Given request » Retype all the entries word for word, but omit the pictures.

Extracted information »

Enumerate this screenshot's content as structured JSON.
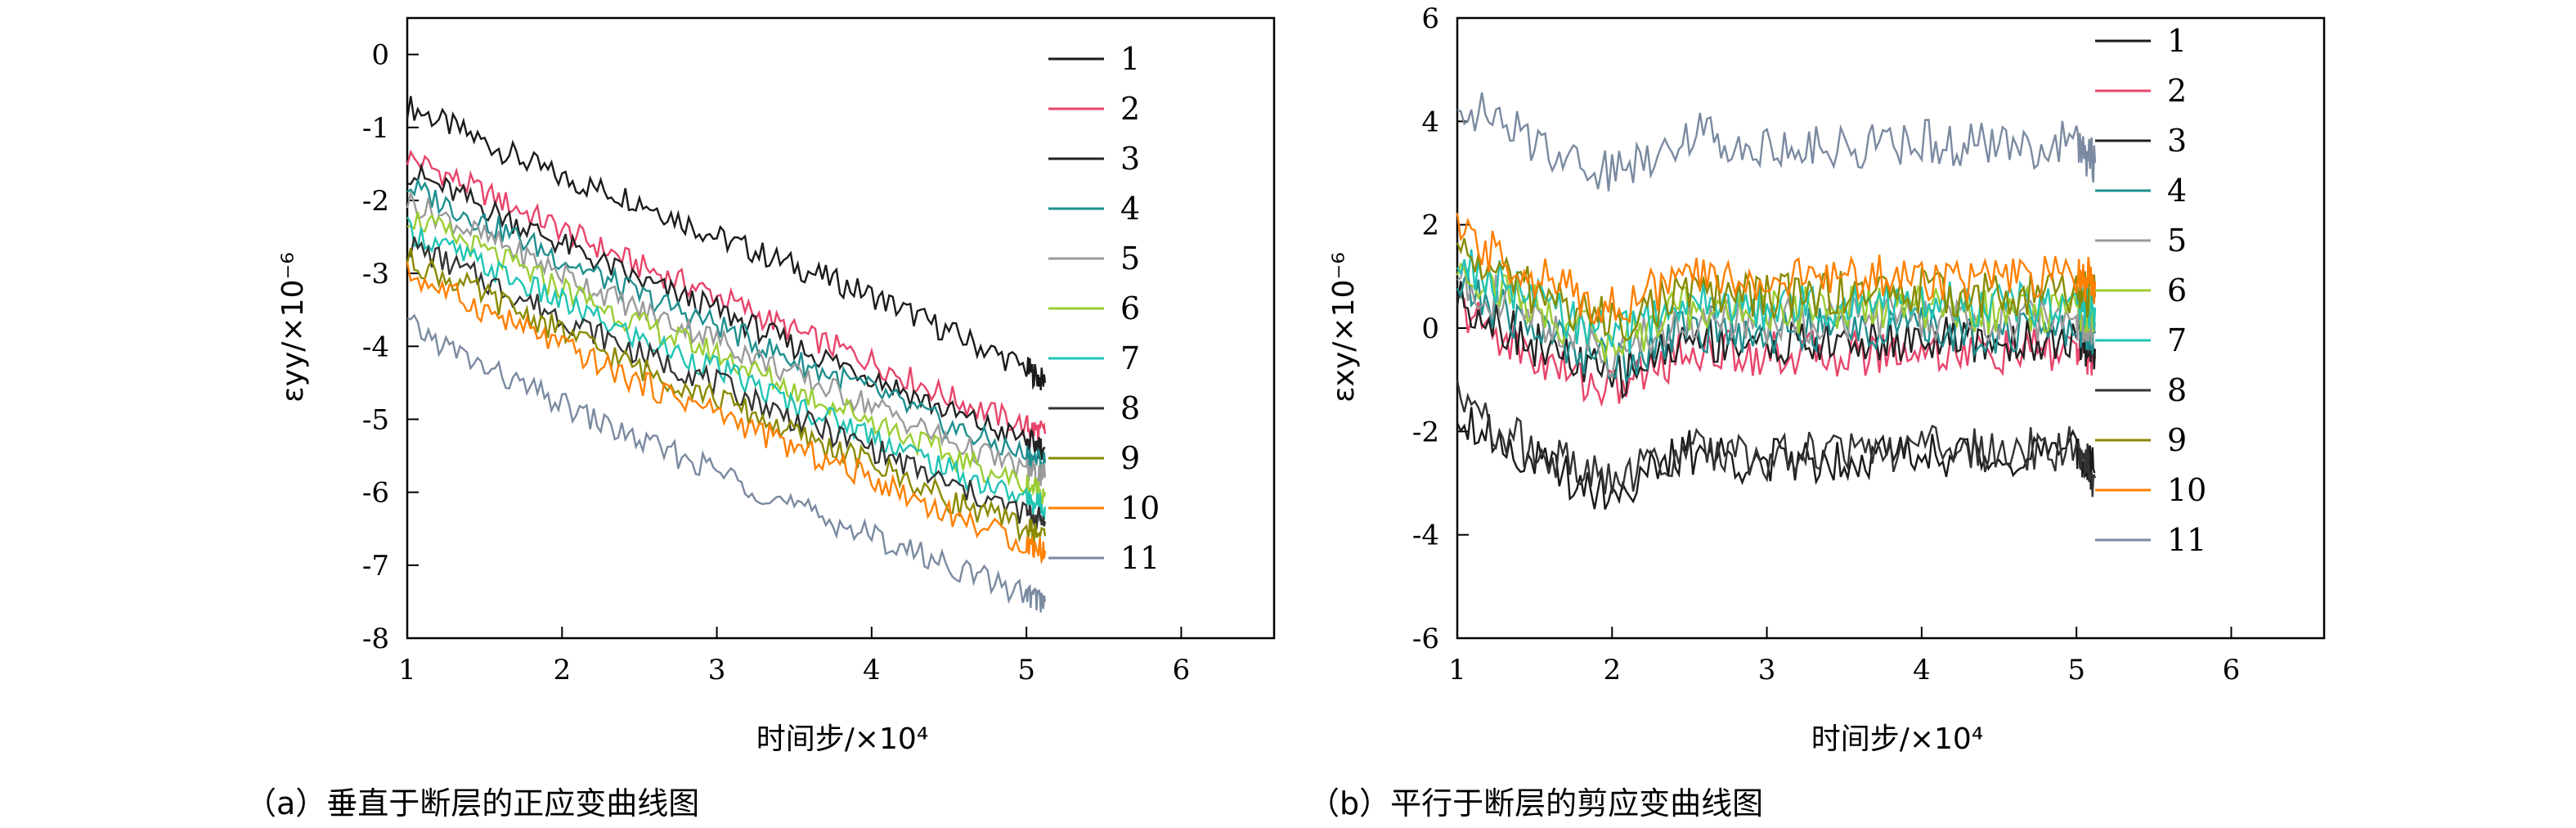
{
  "colors": {
    "axis": "#000000",
    "series": [
      "#1a1a1a",
      "#e8446a",
      "#222222",
      "#1f8f8f",
      "#9a9a9a",
      "#9acd32",
      "#20c4b4",
      "#333333",
      "#8a8a00",
      "#ff7f00",
      "#7a8aa0"
    ]
  },
  "chart_data": [
    {
      "type": "line",
      "panel": "a",
      "caption": "（a）垂直于断层的正应变曲线图",
      "xlabel": "时间步/×10⁴",
      "ylabel": "εyy/×10⁻⁶",
      "xlim": [
        1,
        6.6
      ],
      "ylim": [
        -8,
        0.5
      ],
      "xticks": [
        "1",
        "2",
        "3",
        "4",
        "5",
        "6"
      ],
      "yticks": [
        "0",
        "-1",
        "-2",
        "-3",
        "-4",
        "-5",
        "-6",
        "-7",
        "-8"
      ],
      "legend_position": "top-right",
      "x": [
        1.0,
        1.5,
        2.0,
        2.5,
        3.0,
        3.5,
        4.0,
        4.5,
        5.0,
        5.12
      ],
      "series": [
        {
          "name": "1",
          "values": [
            -0.7,
            -1.2,
            -1.7,
            -2.0,
            -2.5,
            -2.9,
            -3.3,
            -3.8,
            -4.3,
            -4.5
          ]
        },
        {
          "name": "2",
          "values": [
            -1.4,
            -1.9,
            -2.4,
            -2.9,
            -3.3,
            -3.8,
            -4.2,
            -4.7,
            -5.1,
            -5.2
          ]
        },
        {
          "name": "3",
          "values": [
            -1.6,
            -2.1,
            -2.6,
            -3.1,
            -3.5,
            -4.0,
            -4.4,
            -4.9,
            -5.3,
            -5.4
          ]
        },
        {
          "name": "4",
          "values": [
            -1.8,
            -2.3,
            -2.8,
            -3.3,
            -3.7,
            -4.2,
            -4.6,
            -5.1,
            -5.5,
            -5.6
          ]
        },
        {
          "name": "5",
          "values": [
            -2.0,
            -2.5,
            -3.0,
            -3.5,
            -3.9,
            -4.4,
            -4.8,
            -5.3,
            -5.7,
            -5.8
          ]
        },
        {
          "name": "6",
          "values": [
            -2.2,
            -2.7,
            -3.2,
            -3.7,
            -4.1,
            -4.6,
            -5.0,
            -5.5,
            -5.9,
            -6.0
          ]
        },
        {
          "name": "7",
          "values": [
            -2.4,
            -2.9,
            -3.4,
            -3.9,
            -4.3,
            -4.8,
            -5.2,
            -5.7,
            -6.1,
            -6.2
          ]
        },
        {
          "name": "8",
          "values": [
            -2.6,
            -3.1,
            -3.6,
            -4.1,
            -4.5,
            -5.0,
            -5.4,
            -5.9,
            -6.3,
            -6.4
          ]
        },
        {
          "name": "9",
          "values": [
            -2.8,
            -3.3,
            -3.8,
            -4.3,
            -4.7,
            -5.2,
            -5.6,
            -6.1,
            -6.5,
            -6.6
          ]
        },
        {
          "name": "10",
          "values": [
            -3.0,
            -3.5,
            -4.0,
            -4.5,
            -4.9,
            -5.4,
            -5.8,
            -6.3,
            -6.7,
            -6.8
          ]
        },
        {
          "name": "11",
          "values": [
            -3.7,
            -4.3,
            -4.8,
            -5.3,
            -5.7,
            -6.2,
            -6.6,
            -7.0,
            -7.4,
            -7.5
          ]
        }
      ]
    },
    {
      "type": "line",
      "panel": "b",
      "caption": "（b）平行于断层的剪应变曲线图",
      "xlabel": "时间步/×10⁴",
      "ylabel": "εxy/×10⁻⁶",
      "xlim": [
        1,
        6.6
      ],
      "ylim": [
        -6,
        6
      ],
      "xticks": [
        "1",
        "2",
        "3",
        "4",
        "5",
        "6"
      ],
      "yticks": [
        "6",
        "4",
        "2",
        "0",
        "-2",
        "-4",
        "-6"
      ],
      "legend_position": "top-right",
      "x": [
        1.0,
        1.5,
        2.0,
        2.5,
        3.0,
        3.5,
        4.0,
        4.5,
        5.0,
        5.12
      ],
      "series": [
        {
          "name": "1",
          "values": [
            -1.6,
            -2.6,
            -3.2,
            -2.4,
            -2.6,
            -2.5,
            -2.4,
            -2.5,
            -2.4,
            -2.8
          ]
        },
        {
          "name": "2",
          "values": [
            0.4,
            -0.6,
            -1.2,
            -0.4,
            -0.5,
            -0.5,
            -0.4,
            -0.5,
            -0.4,
            -0.6
          ]
        },
        {
          "name": "3",
          "values": [
            0.6,
            -0.3,
            -1.0,
            -0.2,
            -0.3,
            -0.3,
            -0.2,
            -0.3,
            -0.2,
            -0.4
          ]
        },
        {
          "name": "4",
          "values": [
            0.8,
            0.0,
            -0.7,
            0.0,
            -0.1,
            0.0,
            0.0,
            -0.1,
            0.0,
            -0.1
          ]
        },
        {
          "name": "5",
          "values": [
            1.0,
            0.2,
            -0.5,
            0.2,
            0.1,
            0.2,
            0.2,
            0.1,
            0.2,
            0.1
          ]
        },
        {
          "name": "6",
          "values": [
            1.2,
            0.4,
            -0.3,
            0.4,
            0.3,
            0.4,
            0.4,
            0.3,
            0.4,
            0.3
          ]
        },
        {
          "name": "7",
          "values": [
            1.3,
            0.5,
            -0.2,
            0.5,
            0.4,
            0.5,
            0.5,
            0.4,
            0.5,
            0.4
          ]
        },
        {
          "name": "8",
          "values": [
            -1.4,
            -2.4,
            -3.0,
            -2.3,
            -2.5,
            -2.4,
            -2.3,
            -2.4,
            -2.3,
            -2.9
          ]
        },
        {
          "name": "9",
          "values": [
            1.5,
            0.7,
            0.1,
            0.7,
            0.6,
            0.7,
            0.7,
            0.6,
            0.7,
            0.6
          ]
        },
        {
          "name": "10",
          "values": [
            1.8,
            1.0,
            0.4,
            1.0,
            0.9,
            1.0,
            1.0,
            0.9,
            1.0,
            0.9
          ]
        },
        {
          "name": "11",
          "values": [
            4.4,
            3.6,
            3.0,
            3.8,
            3.5,
            3.5,
            3.6,
            3.5,
            3.6,
            3.2
          ]
        }
      ]
    }
  ]
}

Output below »
Enumerate this screenshot's content as structured JSON.
{
  "colors": {
    "axis": "#000000",
    "series": [
      "#1a1a1a",
      "#e8446a",
      "#222222",
      "#1f8f8f",
      "#9a9a9a",
      "#9acd32",
      "#20c4b4",
      "#333333",
      "#8a8a00",
      "#ff7f00",
      "#7a8aa0"
    ]
  },
  "chart_data": [
    {
      "type": "line",
      "panel": "a",
      "caption": "（a）垂直于断层的正应变曲线图",
      "xlabel": "时间步/×10⁴",
      "ylabel": "εyy/×10⁻⁶",
      "xlim": [
        1,
        6.6
      ],
      "ylim": [
        -8,
        0.5
      ],
      "xticks": [
        "1",
        "2",
        "3",
        "4",
        "5",
        "6"
      ],
      "yticks": [
        "0",
        "-1",
        "-2",
        "-3",
        "-4",
        "-5",
        "-6",
        "-7",
        "-8"
      ],
      "legend_position": "top-right",
      "x": [
        1.0,
        1.5,
        2.0,
        2.5,
        3.0,
        3.5,
        4.0,
        4.5,
        5.0,
        5.12
      ],
      "series": [
        {
          "name": "1",
          "values": [
            -0.7,
            -1.2,
            -1.7,
            -2.0,
            -2.5,
            -2.9,
            -3.3,
            -3.8,
            -4.3,
            -4.5
          ]
        },
        {
          "name": "2",
          "values": [
            -1.4,
            -1.9,
            -2.4,
            -2.9,
            -3.3,
            -3.8,
            -4.2,
            -4.7,
            -5.1,
            -5.2
          ]
        },
        {
          "name": "3",
          "values": [
            -1.6,
            -2.1,
            -2.6,
            -3.1,
            -3.5,
            -4.0,
            -4.4,
            -4.9,
            -5.3,
            -5.4
          ]
        },
        {
          "name": "4",
          "values": [
            -1.8,
            -2.3,
            -2.8,
            -3.3,
            -3.7,
            -4.2,
            -4.6,
            -5.1,
            -5.5,
            -5.6
          ]
        },
        {
          "name": "5",
          "values": [
            -2.0,
            -2.5,
            -3.0,
            -3.5,
            -3.9,
            -4.4,
            -4.8,
            -5.3,
            -5.7,
            -5.8
          ]
        },
        {
          "name": "6",
          "values": [
            -2.2,
            -2.7,
            -3.2,
            -3.7,
            -4.1,
            -4.6,
            -5.0,
            -5.5,
            -5.9,
            -6.0
          ]
        },
        {
          "name": "7",
          "values": [
            -2.4,
            -2.9,
            -3.4,
            -3.9,
            -4.3,
            -4.8,
            -5.2,
            -5.7,
            -6.1,
            -6.2
          ]
        },
        {
          "name": "8",
          "values": [
            -2.6,
            -3.1,
            -3.6,
            -4.1,
            -4.5,
            -5.0,
            -5.4,
            -5.9,
            -6.3,
            -6.4
          ]
        },
        {
          "name": "9",
          "values": [
            -2.8,
            -3.3,
            -3.8,
            -4.3,
            -4.7,
            -5.2,
            -5.6,
            -6.1,
            -6.5,
            -6.6
          ]
        },
        {
          "name": "10",
          "values": [
            -3.0,
            -3.5,
            -4.0,
            -4.5,
            -4.9,
            -5.4,
            -5.8,
            -6.3,
            -6.7,
            -6.8
          ]
        },
        {
          "name": "11",
          "values": [
            -3.7,
            -4.3,
            -4.8,
            -5.3,
            -5.7,
            -6.2,
            -6.6,
            -7.0,
            -7.4,
            -7.5
          ]
        }
      ]
    },
    {
      "type": "line",
      "panel": "b",
      "caption": "（b）平行于断层的剪应变曲线图",
      "xlabel": "时间步/×10⁴",
      "ylabel": "εxy/×10⁻⁶",
      "xlim": [
        1,
        6.6
      ],
      "ylim": [
        -6,
        6
      ],
      "xticks": [
        "1",
        "2",
        "3",
        "4",
        "5",
        "6"
      ],
      "yticks": [
        "6",
        "4",
        "2",
        "0",
        "-2",
        "-4",
        "-6"
      ],
      "legend_position": "top-right",
      "x": [
        1.0,
        1.5,
        2.0,
        2.5,
        3.0,
        3.5,
        4.0,
        4.5,
        5.0,
        5.12
      ],
      "series": [
        {
          "name": "1",
          "values": [
            -1.6,
            -2.6,
            -3.2,
            -2.4,
            -2.6,
            -2.5,
            -2.4,
            -2.5,
            -2.4,
            -2.8
          ]
        },
        {
          "name": "2",
          "values": [
            0.4,
            -0.6,
            -1.2,
            -0.4,
            -0.5,
            -0.5,
            -0.4,
            -0.5,
            -0.4,
            -0.6
          ]
        },
        {
          "name": "3",
          "values": [
            0.6,
            -0.3,
            -1.0,
            -0.2,
            -0.3,
            -0.3,
            -0.2,
            -0.3,
            -0.2,
            -0.4
          ]
        },
        {
          "name": "4",
          "values": [
            0.8,
            0.0,
            -0.7,
            0.0,
            -0.1,
            0.0,
            0.0,
            -0.1,
            0.0,
            -0.1
          ]
        },
        {
          "name": "5",
          "values": [
            1.0,
            0.2,
            -0.5,
            0.2,
            0.1,
            0.2,
            0.2,
            0.1,
            0.2,
            0.1
          ]
        },
        {
          "name": "6",
          "values": [
            1.2,
            0.4,
            -0.3,
            0.4,
            0.3,
            0.4,
            0.4,
            0.3,
            0.4,
            0.3
          ]
        },
        {
          "name": "7",
          "values": [
            1.3,
            0.5,
            -0.2,
            0.5,
            0.4,
            0.5,
            0.5,
            0.4,
            0.5,
            0.4
          ]
        },
        {
          "name": "8",
          "values": [
            -1.4,
            -2.4,
            -3.0,
            -2.3,
            -2.5,
            -2.4,
            -2.3,
            -2.4,
            -2.3,
            -2.9
          ]
        },
        {
          "name": "9",
          "values": [
            1.5,
            0.7,
            0.1,
            0.7,
            0.6,
            0.7,
            0.7,
            0.6,
            0.7,
            0.6
          ]
        },
        {
          "name": "10",
          "values": [
            1.8,
            1.0,
            0.4,
            1.0,
            0.9,
            1.0,
            1.0,
            0.9,
            1.0,
            0.9
          ]
        },
        {
          "name": "11",
          "values": [
            4.4,
            3.6,
            3.0,
            3.8,
            3.5,
            3.5,
            3.6,
            3.5,
            3.6,
            3.2
          ]
        }
      ]
    }
  ]
}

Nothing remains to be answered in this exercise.